In the listing below, count each line containing "Lifetime" and answer with the count only.

Data records
----
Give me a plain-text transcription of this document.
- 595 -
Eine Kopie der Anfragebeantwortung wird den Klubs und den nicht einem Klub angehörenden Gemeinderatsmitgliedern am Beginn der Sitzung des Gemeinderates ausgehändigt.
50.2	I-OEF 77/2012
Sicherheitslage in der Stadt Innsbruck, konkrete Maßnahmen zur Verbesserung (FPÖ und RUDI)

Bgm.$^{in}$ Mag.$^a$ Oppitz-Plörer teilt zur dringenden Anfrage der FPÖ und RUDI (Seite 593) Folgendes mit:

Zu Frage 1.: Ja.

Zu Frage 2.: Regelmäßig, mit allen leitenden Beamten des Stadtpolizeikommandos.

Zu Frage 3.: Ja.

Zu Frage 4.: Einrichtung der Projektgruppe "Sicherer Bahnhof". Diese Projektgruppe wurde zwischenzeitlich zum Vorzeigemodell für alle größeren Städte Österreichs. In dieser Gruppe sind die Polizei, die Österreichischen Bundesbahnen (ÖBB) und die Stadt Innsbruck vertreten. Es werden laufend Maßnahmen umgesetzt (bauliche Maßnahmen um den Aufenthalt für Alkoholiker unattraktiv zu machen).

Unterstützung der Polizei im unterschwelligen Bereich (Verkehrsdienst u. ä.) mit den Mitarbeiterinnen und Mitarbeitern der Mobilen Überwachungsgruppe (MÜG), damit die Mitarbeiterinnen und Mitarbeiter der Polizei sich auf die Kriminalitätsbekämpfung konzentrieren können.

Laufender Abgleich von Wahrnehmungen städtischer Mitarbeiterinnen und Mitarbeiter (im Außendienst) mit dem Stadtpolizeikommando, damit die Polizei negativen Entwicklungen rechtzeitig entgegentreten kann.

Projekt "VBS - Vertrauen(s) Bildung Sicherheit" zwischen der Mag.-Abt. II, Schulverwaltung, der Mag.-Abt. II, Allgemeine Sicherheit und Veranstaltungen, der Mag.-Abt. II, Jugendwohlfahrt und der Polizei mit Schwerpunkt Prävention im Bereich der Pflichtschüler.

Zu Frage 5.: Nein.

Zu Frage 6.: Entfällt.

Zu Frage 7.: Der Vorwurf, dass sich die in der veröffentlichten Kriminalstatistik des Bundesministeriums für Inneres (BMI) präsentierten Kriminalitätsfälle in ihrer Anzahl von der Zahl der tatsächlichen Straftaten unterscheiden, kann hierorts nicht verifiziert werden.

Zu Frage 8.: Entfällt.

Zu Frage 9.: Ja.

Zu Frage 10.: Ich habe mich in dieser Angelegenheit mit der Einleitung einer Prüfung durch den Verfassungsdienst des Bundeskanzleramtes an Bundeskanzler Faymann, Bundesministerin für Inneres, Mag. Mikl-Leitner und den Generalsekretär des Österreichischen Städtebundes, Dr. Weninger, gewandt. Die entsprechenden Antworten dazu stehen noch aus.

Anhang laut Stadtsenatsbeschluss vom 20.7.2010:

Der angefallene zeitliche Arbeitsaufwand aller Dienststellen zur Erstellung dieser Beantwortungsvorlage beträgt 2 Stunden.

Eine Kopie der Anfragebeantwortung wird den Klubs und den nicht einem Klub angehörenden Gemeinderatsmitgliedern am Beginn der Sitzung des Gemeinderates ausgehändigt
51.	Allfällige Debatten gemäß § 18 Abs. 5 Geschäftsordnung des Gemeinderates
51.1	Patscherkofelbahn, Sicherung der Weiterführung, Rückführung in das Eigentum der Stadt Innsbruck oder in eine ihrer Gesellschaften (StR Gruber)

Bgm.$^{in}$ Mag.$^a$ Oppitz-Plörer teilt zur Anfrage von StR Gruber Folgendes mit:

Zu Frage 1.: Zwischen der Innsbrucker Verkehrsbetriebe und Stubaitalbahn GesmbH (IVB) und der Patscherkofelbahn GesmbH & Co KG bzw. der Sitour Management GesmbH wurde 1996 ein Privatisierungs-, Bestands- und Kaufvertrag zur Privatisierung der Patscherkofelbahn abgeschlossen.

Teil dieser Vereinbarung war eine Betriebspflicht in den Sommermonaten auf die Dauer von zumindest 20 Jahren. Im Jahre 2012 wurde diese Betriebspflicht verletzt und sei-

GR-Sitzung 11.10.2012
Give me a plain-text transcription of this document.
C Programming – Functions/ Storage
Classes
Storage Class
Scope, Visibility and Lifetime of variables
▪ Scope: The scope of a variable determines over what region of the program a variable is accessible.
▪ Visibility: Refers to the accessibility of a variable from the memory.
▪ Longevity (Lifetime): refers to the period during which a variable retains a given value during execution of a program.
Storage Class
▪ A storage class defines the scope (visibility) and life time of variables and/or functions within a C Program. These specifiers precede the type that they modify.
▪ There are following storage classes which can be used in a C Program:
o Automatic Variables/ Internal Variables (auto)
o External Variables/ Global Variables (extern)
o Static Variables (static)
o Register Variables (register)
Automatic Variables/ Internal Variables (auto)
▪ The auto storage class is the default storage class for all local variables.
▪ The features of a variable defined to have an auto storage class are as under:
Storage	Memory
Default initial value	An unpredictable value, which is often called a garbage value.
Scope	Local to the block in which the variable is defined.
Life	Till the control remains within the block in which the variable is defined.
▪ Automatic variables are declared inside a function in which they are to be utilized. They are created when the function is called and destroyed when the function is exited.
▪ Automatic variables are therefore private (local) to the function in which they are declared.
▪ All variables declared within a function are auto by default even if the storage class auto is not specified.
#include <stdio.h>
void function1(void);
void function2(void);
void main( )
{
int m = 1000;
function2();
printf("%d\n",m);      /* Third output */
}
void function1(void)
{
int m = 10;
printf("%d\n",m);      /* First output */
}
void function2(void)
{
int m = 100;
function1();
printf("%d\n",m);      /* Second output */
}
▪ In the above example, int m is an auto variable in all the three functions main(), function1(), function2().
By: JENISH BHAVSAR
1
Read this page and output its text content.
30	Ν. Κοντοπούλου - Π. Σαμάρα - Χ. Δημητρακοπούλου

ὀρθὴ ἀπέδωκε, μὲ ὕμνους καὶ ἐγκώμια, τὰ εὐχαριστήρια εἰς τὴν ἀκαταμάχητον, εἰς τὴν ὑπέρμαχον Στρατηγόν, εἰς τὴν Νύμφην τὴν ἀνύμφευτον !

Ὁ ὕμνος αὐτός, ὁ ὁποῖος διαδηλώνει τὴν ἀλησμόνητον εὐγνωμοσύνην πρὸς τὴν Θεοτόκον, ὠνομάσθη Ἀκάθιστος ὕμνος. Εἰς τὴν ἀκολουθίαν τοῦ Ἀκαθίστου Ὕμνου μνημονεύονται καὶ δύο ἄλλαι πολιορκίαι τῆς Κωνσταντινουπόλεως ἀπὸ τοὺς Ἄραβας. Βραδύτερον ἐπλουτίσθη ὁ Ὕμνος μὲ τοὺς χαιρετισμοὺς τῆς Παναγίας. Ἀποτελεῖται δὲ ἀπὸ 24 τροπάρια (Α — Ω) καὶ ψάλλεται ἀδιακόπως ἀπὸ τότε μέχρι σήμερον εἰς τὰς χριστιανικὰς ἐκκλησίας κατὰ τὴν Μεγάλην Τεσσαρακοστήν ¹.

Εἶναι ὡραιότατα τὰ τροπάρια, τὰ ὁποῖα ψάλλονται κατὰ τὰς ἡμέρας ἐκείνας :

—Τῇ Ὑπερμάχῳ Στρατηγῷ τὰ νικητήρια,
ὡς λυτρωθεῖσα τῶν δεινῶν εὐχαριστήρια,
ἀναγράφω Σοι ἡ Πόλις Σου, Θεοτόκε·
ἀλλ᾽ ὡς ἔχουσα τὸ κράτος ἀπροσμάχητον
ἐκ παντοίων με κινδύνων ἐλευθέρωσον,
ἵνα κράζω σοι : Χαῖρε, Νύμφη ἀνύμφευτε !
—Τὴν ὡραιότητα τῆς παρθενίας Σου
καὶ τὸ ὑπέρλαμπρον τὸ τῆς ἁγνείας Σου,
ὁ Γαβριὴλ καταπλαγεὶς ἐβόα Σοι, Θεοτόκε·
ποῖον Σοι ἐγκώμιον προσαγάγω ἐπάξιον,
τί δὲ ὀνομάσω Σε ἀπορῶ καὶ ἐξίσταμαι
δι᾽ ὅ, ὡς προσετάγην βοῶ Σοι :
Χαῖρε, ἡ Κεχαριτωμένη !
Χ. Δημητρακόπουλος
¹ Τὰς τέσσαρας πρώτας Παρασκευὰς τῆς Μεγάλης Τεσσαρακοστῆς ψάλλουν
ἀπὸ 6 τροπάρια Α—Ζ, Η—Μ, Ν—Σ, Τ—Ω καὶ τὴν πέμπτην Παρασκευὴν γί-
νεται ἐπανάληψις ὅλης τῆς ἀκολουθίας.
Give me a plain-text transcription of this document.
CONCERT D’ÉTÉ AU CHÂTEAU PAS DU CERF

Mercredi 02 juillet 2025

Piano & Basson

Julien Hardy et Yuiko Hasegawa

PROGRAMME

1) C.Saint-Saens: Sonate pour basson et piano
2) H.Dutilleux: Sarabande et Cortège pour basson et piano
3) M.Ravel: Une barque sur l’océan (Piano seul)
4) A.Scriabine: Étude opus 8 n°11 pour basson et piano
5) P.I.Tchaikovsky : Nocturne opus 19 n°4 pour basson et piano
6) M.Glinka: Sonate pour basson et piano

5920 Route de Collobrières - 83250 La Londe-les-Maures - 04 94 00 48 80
----
* PROBLEM SOLUTION:
2